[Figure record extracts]
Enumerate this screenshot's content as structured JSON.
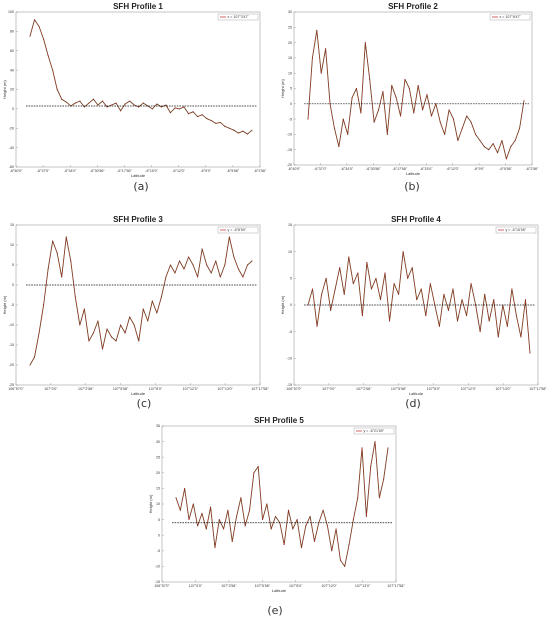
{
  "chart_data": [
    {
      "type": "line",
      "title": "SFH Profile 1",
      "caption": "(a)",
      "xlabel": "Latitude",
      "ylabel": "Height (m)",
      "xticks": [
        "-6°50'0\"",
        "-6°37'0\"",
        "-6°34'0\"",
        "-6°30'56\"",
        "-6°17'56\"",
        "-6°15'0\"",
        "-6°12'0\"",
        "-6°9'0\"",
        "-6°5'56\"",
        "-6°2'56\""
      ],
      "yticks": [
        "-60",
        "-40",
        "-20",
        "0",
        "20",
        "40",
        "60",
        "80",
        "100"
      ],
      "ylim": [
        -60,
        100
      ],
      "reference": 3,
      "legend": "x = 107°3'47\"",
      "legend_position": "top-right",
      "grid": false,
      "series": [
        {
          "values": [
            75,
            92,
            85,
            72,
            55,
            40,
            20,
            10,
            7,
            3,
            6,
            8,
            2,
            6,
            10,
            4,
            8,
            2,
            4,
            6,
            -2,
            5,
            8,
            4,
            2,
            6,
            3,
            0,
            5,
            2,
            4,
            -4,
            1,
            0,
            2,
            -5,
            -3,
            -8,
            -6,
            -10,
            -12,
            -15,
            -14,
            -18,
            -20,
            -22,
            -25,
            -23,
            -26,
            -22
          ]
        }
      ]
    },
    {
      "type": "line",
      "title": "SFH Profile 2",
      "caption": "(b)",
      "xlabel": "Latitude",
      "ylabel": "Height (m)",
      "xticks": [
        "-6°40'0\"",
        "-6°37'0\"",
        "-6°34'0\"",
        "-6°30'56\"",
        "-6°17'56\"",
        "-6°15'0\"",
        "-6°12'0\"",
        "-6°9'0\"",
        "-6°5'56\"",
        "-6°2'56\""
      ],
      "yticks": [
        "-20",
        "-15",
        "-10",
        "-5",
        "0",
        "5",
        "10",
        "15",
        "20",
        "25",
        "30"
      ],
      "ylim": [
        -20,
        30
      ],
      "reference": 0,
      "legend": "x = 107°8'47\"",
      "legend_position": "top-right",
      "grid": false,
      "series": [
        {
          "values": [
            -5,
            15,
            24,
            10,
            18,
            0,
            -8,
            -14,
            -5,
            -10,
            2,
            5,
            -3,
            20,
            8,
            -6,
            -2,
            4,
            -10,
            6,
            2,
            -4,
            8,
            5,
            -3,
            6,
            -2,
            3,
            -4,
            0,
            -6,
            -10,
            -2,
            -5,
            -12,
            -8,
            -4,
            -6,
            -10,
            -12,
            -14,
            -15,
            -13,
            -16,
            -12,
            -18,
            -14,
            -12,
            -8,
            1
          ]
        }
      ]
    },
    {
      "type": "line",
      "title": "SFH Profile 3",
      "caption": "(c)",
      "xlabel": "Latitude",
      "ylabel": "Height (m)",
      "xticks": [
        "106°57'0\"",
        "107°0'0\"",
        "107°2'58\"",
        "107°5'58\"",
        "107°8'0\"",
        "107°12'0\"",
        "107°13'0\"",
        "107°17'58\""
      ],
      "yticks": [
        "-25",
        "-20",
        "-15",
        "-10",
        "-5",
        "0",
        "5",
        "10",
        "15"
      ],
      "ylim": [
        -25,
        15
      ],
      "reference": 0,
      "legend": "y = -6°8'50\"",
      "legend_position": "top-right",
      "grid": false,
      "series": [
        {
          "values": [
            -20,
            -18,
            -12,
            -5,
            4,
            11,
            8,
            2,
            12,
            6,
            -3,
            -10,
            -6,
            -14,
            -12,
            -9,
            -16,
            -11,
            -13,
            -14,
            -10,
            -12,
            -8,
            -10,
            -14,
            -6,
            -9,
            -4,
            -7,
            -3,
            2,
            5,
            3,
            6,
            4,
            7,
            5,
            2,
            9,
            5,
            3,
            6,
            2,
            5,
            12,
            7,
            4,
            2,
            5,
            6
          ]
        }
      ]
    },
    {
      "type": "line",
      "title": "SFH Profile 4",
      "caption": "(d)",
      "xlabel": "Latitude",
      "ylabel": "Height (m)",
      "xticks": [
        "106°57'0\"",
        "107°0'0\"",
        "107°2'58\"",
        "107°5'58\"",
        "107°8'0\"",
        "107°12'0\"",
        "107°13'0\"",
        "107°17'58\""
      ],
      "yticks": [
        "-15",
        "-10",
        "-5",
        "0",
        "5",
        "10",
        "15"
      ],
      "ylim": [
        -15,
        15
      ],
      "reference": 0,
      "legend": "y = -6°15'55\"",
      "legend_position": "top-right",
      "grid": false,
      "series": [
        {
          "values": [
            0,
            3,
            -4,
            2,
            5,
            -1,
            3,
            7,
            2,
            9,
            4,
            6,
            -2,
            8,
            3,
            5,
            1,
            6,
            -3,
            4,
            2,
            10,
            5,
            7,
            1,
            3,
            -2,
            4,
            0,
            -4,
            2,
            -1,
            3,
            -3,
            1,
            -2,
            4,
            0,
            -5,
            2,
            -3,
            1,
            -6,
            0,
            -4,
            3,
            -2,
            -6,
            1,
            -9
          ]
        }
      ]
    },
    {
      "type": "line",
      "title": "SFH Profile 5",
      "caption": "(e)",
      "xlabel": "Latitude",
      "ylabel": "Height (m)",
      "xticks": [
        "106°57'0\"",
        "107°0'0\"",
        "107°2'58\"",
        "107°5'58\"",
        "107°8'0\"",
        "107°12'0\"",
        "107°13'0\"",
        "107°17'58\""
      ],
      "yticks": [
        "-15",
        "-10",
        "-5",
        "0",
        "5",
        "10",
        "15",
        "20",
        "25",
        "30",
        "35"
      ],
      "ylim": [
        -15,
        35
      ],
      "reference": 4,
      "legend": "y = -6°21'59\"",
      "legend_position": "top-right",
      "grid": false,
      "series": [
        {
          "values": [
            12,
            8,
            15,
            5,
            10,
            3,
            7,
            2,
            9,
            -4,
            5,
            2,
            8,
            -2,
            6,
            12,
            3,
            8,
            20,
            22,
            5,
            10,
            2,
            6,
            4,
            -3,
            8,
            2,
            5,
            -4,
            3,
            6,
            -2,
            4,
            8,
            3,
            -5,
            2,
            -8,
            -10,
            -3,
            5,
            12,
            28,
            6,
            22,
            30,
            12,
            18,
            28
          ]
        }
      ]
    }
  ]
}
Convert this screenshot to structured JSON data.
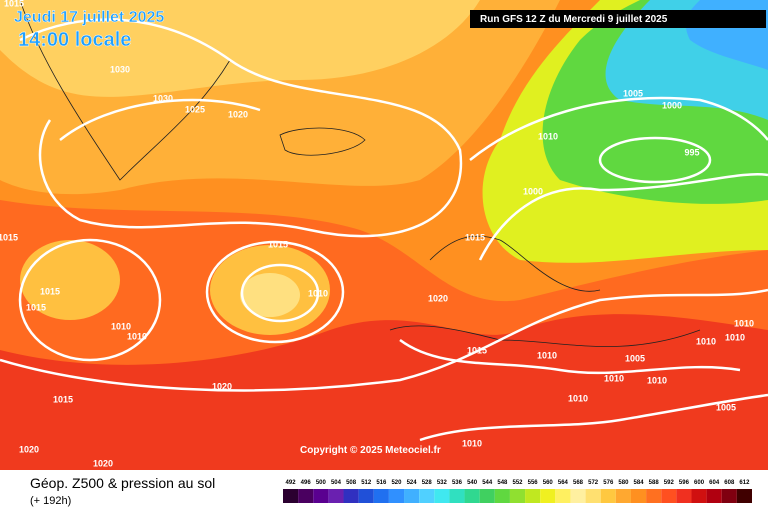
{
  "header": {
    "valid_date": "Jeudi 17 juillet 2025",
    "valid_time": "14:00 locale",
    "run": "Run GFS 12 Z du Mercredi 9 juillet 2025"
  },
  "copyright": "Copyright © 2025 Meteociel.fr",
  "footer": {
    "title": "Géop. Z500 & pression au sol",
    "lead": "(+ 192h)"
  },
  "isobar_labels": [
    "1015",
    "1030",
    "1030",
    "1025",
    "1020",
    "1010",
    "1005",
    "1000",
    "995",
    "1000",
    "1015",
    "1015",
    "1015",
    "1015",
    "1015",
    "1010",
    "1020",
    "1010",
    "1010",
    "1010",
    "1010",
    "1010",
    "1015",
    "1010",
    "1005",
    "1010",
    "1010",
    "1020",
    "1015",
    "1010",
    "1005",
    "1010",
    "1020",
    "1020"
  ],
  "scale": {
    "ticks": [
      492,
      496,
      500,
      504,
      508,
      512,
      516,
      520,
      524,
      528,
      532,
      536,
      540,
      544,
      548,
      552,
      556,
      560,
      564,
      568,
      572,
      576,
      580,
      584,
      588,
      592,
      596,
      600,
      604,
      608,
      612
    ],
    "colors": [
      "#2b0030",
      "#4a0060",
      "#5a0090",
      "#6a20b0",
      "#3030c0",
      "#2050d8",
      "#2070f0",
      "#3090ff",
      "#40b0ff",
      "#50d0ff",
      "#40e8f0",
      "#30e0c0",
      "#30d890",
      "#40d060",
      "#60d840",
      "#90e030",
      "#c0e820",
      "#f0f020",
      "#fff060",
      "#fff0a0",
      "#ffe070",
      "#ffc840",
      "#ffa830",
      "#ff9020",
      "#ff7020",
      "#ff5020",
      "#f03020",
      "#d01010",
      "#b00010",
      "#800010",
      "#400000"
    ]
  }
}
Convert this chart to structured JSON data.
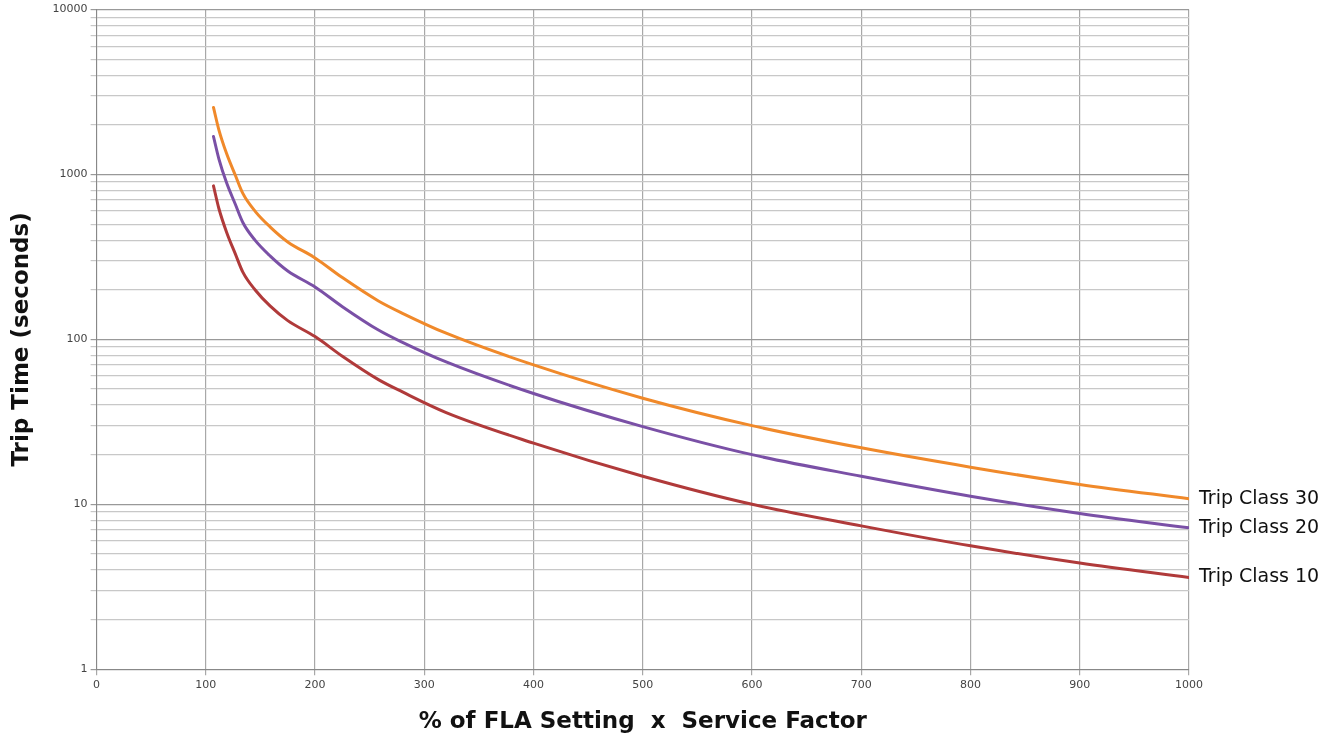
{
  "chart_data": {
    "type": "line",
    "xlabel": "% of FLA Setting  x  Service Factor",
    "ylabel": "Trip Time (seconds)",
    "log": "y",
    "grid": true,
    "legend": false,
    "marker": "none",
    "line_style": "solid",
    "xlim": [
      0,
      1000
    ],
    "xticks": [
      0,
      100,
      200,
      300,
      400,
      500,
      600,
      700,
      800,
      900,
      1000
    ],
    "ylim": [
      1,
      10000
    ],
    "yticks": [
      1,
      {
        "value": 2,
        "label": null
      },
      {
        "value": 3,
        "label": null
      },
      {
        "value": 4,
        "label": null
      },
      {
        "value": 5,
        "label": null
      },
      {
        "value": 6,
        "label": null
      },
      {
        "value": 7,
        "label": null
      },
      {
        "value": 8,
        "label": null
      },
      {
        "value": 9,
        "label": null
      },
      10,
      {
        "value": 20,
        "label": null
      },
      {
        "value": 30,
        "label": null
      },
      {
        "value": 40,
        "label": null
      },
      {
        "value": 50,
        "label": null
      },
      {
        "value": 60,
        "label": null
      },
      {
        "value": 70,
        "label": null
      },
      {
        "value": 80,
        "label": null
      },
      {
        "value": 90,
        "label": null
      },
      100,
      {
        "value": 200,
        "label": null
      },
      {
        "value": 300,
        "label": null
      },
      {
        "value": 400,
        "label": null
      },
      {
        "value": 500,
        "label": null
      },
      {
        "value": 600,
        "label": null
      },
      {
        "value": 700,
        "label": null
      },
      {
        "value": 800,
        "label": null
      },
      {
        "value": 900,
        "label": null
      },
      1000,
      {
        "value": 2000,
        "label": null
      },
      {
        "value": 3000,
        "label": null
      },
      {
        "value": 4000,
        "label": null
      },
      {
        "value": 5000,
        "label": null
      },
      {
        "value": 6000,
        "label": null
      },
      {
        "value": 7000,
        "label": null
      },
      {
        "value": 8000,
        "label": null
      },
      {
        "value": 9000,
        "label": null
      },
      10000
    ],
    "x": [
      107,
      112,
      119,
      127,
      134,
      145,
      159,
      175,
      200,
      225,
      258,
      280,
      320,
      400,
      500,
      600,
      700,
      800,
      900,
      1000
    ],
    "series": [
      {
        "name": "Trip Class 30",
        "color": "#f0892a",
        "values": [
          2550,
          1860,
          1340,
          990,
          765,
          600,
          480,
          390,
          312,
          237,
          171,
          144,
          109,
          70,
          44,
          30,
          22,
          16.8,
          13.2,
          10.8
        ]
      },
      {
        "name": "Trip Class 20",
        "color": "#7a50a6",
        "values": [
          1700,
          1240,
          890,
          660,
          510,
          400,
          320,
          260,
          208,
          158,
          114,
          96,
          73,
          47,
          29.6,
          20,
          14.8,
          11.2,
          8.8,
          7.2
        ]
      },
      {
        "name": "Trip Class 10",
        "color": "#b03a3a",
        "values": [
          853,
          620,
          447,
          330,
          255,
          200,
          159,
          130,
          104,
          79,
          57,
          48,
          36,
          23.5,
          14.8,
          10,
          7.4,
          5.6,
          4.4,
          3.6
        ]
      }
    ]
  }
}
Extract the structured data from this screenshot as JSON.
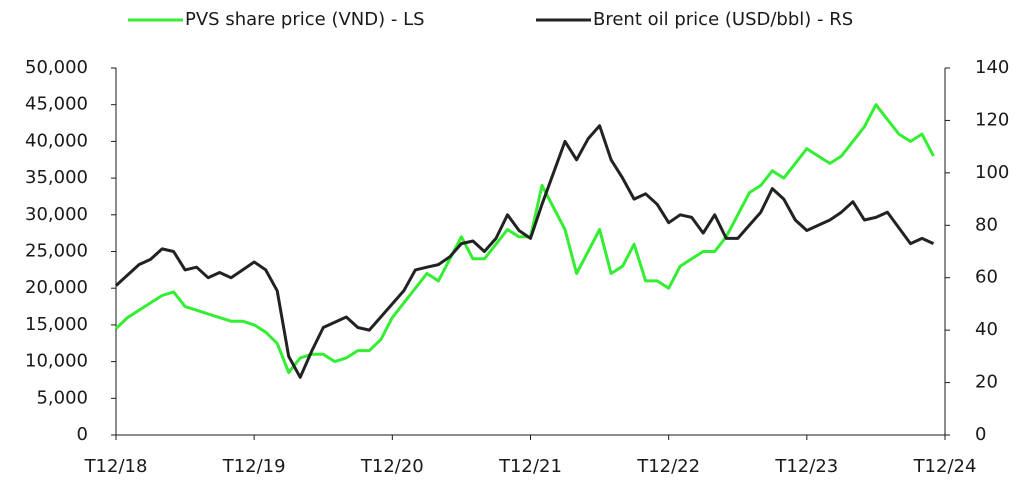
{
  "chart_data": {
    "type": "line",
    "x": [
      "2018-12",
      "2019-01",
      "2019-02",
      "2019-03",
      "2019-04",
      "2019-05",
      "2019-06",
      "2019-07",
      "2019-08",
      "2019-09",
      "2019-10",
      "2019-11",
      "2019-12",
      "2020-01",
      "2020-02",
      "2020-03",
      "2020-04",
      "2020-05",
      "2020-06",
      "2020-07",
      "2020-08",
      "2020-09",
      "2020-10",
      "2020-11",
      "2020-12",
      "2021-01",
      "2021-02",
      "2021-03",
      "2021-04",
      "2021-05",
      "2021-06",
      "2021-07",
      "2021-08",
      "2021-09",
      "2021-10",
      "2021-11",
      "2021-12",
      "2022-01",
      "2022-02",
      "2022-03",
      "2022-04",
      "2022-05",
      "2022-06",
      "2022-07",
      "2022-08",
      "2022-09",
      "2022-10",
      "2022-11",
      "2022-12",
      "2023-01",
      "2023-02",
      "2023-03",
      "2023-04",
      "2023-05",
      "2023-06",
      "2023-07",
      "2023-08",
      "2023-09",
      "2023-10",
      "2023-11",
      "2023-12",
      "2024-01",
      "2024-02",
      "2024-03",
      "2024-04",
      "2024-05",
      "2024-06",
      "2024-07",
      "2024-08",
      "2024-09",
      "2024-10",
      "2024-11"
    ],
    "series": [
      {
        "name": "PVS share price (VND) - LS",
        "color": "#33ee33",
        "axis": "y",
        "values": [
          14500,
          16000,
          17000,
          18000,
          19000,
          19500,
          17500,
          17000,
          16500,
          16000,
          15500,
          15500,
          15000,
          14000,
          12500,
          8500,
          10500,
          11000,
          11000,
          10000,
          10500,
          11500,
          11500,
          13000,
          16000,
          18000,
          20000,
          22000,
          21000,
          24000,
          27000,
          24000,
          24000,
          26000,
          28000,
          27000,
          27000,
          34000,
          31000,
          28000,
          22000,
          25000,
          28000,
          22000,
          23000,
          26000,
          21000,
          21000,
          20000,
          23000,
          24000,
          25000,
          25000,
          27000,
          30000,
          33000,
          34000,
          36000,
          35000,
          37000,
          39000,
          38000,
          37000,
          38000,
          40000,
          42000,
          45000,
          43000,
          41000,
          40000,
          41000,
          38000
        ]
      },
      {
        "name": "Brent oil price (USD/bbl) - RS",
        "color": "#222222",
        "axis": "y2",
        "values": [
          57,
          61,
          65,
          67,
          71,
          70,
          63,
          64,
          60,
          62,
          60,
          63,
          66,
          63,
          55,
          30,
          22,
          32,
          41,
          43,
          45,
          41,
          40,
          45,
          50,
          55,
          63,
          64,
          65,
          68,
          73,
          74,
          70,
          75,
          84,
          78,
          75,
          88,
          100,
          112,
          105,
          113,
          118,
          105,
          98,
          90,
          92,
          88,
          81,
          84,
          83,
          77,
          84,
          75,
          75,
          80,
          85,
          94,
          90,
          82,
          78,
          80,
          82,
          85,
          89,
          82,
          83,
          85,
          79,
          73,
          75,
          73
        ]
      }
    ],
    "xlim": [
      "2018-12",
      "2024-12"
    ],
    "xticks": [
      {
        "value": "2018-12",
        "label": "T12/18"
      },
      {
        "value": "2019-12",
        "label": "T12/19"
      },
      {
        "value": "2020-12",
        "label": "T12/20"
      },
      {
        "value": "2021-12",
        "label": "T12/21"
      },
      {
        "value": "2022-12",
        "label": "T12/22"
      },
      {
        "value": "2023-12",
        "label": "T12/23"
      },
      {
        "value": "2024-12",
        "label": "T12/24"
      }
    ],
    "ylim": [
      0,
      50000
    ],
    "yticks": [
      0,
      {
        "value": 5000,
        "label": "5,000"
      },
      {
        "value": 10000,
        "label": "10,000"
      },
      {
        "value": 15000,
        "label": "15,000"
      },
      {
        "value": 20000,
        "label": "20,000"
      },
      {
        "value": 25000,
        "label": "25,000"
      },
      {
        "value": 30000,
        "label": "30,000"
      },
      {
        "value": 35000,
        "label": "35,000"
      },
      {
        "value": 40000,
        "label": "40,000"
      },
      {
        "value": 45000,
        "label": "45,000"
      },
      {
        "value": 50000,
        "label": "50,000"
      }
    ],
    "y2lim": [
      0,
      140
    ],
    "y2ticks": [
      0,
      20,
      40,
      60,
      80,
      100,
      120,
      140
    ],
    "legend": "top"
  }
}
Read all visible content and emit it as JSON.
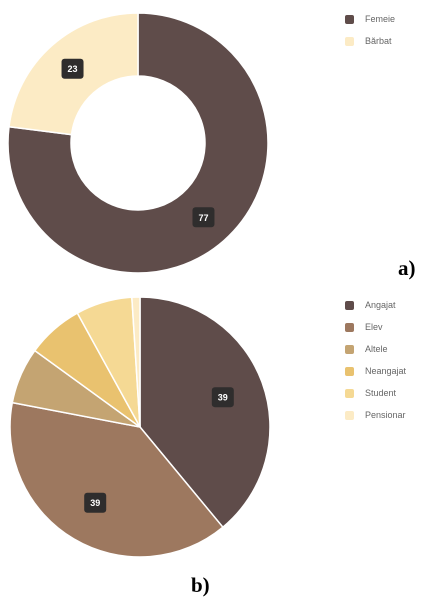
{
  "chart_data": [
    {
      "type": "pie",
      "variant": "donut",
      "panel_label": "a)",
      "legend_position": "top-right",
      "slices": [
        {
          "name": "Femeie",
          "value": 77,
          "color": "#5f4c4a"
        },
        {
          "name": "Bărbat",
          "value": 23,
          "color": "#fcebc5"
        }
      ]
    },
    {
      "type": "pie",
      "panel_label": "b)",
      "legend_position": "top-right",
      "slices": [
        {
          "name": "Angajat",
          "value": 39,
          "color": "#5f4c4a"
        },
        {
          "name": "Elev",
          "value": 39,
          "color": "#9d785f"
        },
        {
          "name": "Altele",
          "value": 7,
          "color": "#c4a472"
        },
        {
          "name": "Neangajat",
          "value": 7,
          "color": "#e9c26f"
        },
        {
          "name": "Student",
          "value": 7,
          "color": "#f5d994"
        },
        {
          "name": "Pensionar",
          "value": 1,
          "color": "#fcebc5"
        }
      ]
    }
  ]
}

[Stated task]
Starting with the line that holds "Read all visible content and emit it as JSON.", repeat exactly every line through the end of the material above, both ends included, without the pictures.

[Exercise solution]
Read all visible content and emit it as JSON.
{
  "chart_data": [
    {
      "type": "pie",
      "variant": "donut",
      "panel_label": "a)",
      "legend_position": "top-right",
      "slices": [
        {
          "name": "Femeie",
          "value": 77,
          "color": "#5f4c4a"
        },
        {
          "name": "Bărbat",
          "value": 23,
          "color": "#fcebc5"
        }
      ]
    },
    {
      "type": "pie",
      "panel_label": "b)",
      "legend_position": "top-right",
      "slices": [
        {
          "name": "Angajat",
          "value": 39,
          "color": "#5f4c4a"
        },
        {
          "name": "Elev",
          "value": 39,
          "color": "#9d785f"
        },
        {
          "name": "Altele",
          "value": 7,
          "color": "#c4a472"
        },
        {
          "name": "Neangajat",
          "value": 7,
          "color": "#e9c26f"
        },
        {
          "name": "Student",
          "value": 7,
          "color": "#f5d994"
        },
        {
          "name": "Pensionar",
          "value": 1,
          "color": "#fcebc5"
        }
      ]
    }
  ]
}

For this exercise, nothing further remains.